Exercise requirements>
Type out the complete listing below word for word, without its pictures.

Material shown>
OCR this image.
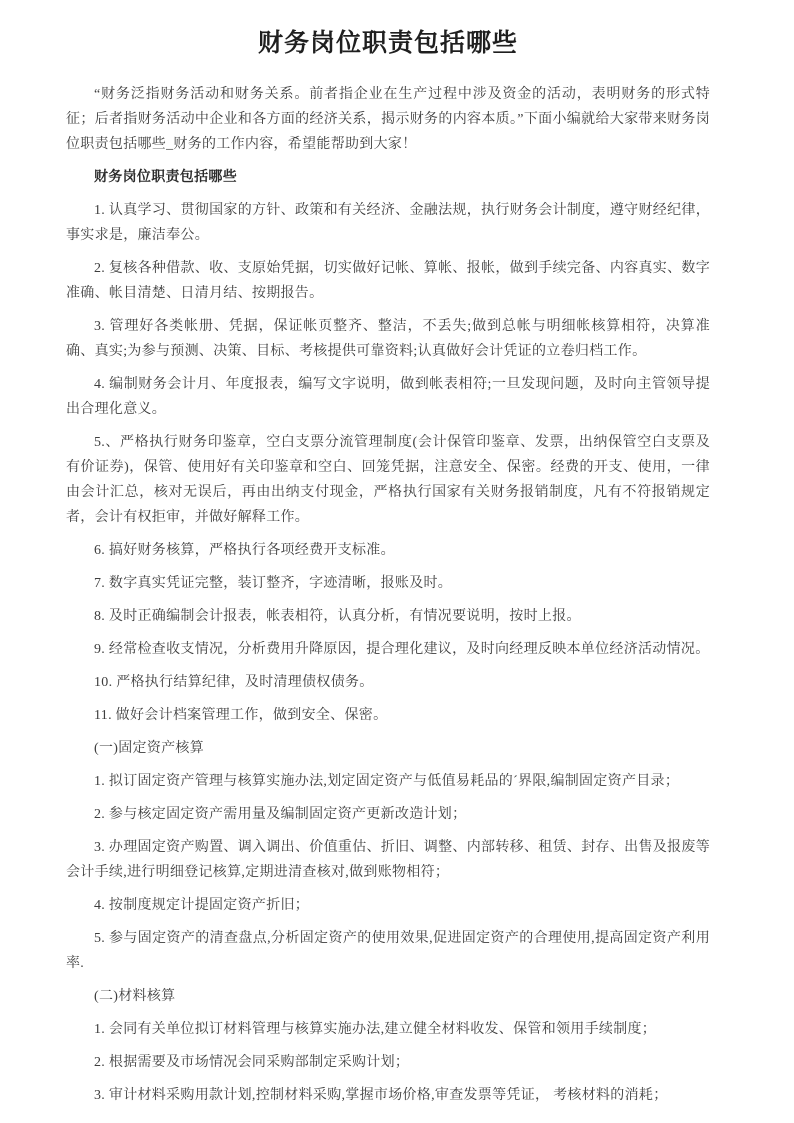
财务岗位职责包括哪些

“财务泛指财务活动和财务关系。前者指企业在生产过程中涉及资金的活动，表明财务的形式特征；后者指财务活动中企业和各方面的经济关系，揭示财务的内容本质。”下面小编就给大家带来财务岗位职责包括哪些_财务的工作内容，希望能帮助到大家！

财务岗位职责包括哪些

1. 认真学习、贯彻国家的方针、政策和有关经济、金融法规，执行财务会计制度，遵守财经纪律，事实求是，廉洁奉公。

2. 复核各种借款、收、支原始凭据，切实做好记帐、算帐、报帐，做到手续完备、内容真实、数字准确、帐目清楚、日清月结、按期报告。

3. 管理好各类帐册、凭据，保证帐页整齐、整洁，不丢失;做到总帐与明细帐核算相符，决算准确、真实;为参与预测、决策、目标、考核提供可靠资料;认真做好会计凭证的立卷归档工作。

4. 编制财务会计月、年度报表，编写文字说明，做到帐表相符;一旦发现问题，及时向主管领导提出合理化意义。

5.、严格执行财务印鉴章，空白支票分流管理制度(会计保管印鉴章、发票，出纳保管空白支票及有价证券)，保管、使用好有关印鉴章和空白、回笼凭据，注意安全、保密。经费的开支、使用，一律由会计汇总，核对无误后，再由出纳支付现金，严格执行国家有关财务报销制度，凡有不符报销规定者，会计有权拒审，并做好解释工作。

6. 搞好财务核算，严格执行各项经费开支标准。

7. 数字真实凭证完整，装订整齐，字迹清晰，报账及时。

8. 及时正确编制会计报表，帐表相符，认真分析，有情况要说明，按时上报。

9. 经常检查收支情况，分析费用升降原因，提合理化建议，及时向经理反映本单位经济活动情况。

10. 严格执行结算纪律，及时清理债权债务。

11. 做好会计档案管理工作，做到安全、保密。

(一)固定资产核算

1. 拟订固定资产管理与核算实施办法,划定固定资产与低值易耗品的ˊ界限,编制固定资产目录；

2. 参与核定固定资产需用量及编制固定资产更新改造计划；

3. 办理固定资产购置、调入调出、价值重估、折旧、调整、内部转移、租赁、封存、出售及报废等会计手续,进行明细登记核算,定期进清查核对,做到账物相符；

4. 按制度规定计提固定资产折旧；

5. 参与固定资产的清查盘点,分析固定资产的使用效果,促进固定资产的合理使用,提高固定资产利用率.

(二)材料核算

1. 会同有关单位拟订材料管理与核算实施办法,建立健全材料收发、保管和领用手续制度；

2. 根据需要及市场情况会同采购部制定采购计划；

3. 审计材料采购用款计划,控制材料采购,掌握市场价格,审查发票等凭证， 考核材料的消耗；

Response to this exercise>
OCR this image.
财务岗位职责包括哪些

“财务泛指财务活动和财务关系。前者指企业在生产过程中涉及资金的活动，表明财务的形式特征；后者指财务活动中企业和各方面的经济关系，揭示财务的内容本质。”下面小编就给大家带来财务岗位职责包括哪些_财务的工作内容，希望能帮助到大家！

财务岗位职责包括哪些

1. 认真学习、贯彻国家的方针、政策和有关经济、金融法规，执行财务会计制度，遵守财经纪律，事实求是，廉洁奉公。

2. 复核各种借款、收、支原始凭据，切实做好记帐、算帐、报帐，做到手续完备、内容真实、数字准确、帐目清楚、日清月结、按期报告。

3. 管理好各类帐册、凭据，保证帐页整齐、整洁，不丢失;做到总帐与明细帐核算相符，决算准确、真实;为参与预测、决策、目标、考核提供可靠资料;认真做好会计凭证的立卷归档工作。

4. 编制财务会计月、年度报表，编写文字说明，做到帐表相符;一旦发现问题，及时向主管领导提出合理化意义。

5.、严格执行财务印鉴章，空白支票分流管理制度(会计保管印鉴章、发票，出纳保管空白支票及有价证券)，保管、使用好有关印鉴章和空白、回笼凭据，注意安全、保密。经费的开支、使用，一律由会计汇总，核对无误后，再由出纳支付现金，严格执行国家有关财务报销制度，凡有不符报销规定者，会计有权拒审，并做好解释工作。

6. 搞好财务核算，严格执行各项经费开支标准。

7. 数字真实凭证完整，装订整齐，字迹清晰，报账及时。

8. 及时正确编制会计报表，帐表相符，认真分析，有情况要说明，按时上报。

9. 经常检查收支情况，分析费用升降原因，提合理化建议，及时向经理反映本单位经济活动情况。

10. 严格执行结算纪律，及时清理债权债务。

11. 做好会计档案管理工作，做到安全、保密。

(一)固定资产核算

1. 拟订固定资产管理与核算实施办法,划定固定资产与低值易耗品的ˊ界限,编制固定资产目录；

2. 参与核定固定资产需用量及编制固定资产更新改造计划；

3. 办理固定资产购置、调入调出、价值重估、折旧、调整、内部转移、租赁、封存、出售及报废等会计手续,进行明细登记核算,定期进清查核对,做到账物相符；

4. 按制度规定计提固定资产折旧；

5. 参与固定资产的清查盘点,分析固定资产的使用效果,促进固定资产的合理使用,提高固定资产利用率.

(二)材料核算

1. 会同有关单位拟订材料管理与核算实施办法,建立健全材料收发、保管和领用手续制度；

2. 根据需要及市场情况会同采购部制定采购计划；

3. 审计材料采购用款计划,控制材料采购,掌握市场价格,审查发票等凭证， 考核材料的消耗；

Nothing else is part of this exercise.